Stated goal
Set out every line bearing the string "JSON".
------ Record list ------
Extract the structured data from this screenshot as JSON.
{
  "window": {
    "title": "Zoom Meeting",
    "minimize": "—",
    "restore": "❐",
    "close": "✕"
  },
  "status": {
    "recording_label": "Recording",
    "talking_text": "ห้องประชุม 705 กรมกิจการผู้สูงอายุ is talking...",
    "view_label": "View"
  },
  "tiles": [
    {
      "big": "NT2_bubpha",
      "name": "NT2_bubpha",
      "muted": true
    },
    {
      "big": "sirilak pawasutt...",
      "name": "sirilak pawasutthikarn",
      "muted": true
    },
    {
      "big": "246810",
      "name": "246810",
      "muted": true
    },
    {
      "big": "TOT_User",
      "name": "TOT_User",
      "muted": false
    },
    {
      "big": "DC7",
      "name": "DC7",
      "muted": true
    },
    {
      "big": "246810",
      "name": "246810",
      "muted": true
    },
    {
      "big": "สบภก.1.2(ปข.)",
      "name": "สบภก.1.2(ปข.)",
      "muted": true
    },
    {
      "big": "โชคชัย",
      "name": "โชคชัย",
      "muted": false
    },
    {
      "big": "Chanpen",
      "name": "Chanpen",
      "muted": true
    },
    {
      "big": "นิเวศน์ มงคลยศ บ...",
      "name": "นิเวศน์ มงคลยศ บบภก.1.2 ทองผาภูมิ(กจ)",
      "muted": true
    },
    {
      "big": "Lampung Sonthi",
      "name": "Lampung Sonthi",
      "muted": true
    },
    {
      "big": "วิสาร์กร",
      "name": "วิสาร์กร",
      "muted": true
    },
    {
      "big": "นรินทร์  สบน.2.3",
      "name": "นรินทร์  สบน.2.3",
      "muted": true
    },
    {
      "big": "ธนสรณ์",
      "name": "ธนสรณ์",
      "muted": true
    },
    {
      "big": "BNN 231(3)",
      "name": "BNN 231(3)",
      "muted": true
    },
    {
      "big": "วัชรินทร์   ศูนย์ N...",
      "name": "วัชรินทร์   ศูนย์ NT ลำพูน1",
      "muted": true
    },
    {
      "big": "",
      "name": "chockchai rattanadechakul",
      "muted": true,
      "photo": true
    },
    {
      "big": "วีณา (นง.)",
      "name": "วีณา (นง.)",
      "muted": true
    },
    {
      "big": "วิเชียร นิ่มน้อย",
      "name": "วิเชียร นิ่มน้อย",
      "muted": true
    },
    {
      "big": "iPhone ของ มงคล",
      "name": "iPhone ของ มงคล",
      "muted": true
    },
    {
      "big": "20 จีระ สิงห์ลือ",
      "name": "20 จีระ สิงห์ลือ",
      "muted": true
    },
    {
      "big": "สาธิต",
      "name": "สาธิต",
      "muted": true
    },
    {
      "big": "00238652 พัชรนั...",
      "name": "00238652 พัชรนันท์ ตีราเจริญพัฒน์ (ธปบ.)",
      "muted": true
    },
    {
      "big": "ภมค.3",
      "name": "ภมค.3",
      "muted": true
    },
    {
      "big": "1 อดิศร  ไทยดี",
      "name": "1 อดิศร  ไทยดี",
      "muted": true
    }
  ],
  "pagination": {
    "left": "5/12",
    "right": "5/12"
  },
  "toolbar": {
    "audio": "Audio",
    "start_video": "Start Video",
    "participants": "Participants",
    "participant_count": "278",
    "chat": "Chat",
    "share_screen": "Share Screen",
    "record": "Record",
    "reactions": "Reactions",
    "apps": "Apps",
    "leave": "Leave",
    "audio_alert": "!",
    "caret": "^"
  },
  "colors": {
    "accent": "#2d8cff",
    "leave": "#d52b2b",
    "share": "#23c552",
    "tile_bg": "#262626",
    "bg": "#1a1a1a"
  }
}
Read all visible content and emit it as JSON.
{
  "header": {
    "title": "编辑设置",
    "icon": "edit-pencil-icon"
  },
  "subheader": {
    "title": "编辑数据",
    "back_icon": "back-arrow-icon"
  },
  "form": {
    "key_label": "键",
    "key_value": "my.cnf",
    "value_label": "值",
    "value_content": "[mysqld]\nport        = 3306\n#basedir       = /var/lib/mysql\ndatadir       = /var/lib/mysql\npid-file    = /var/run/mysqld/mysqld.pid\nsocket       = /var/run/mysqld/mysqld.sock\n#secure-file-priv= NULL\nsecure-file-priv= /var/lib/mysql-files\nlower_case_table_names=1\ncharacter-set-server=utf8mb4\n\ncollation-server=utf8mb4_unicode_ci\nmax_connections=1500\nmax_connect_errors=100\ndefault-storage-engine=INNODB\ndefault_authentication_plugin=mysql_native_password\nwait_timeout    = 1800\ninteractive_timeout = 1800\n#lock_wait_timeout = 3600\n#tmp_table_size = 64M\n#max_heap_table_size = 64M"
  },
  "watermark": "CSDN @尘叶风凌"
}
------
Correct answer
Extract the structured data from this screenshot as JSON.
Read all visible content and emit it as JSON.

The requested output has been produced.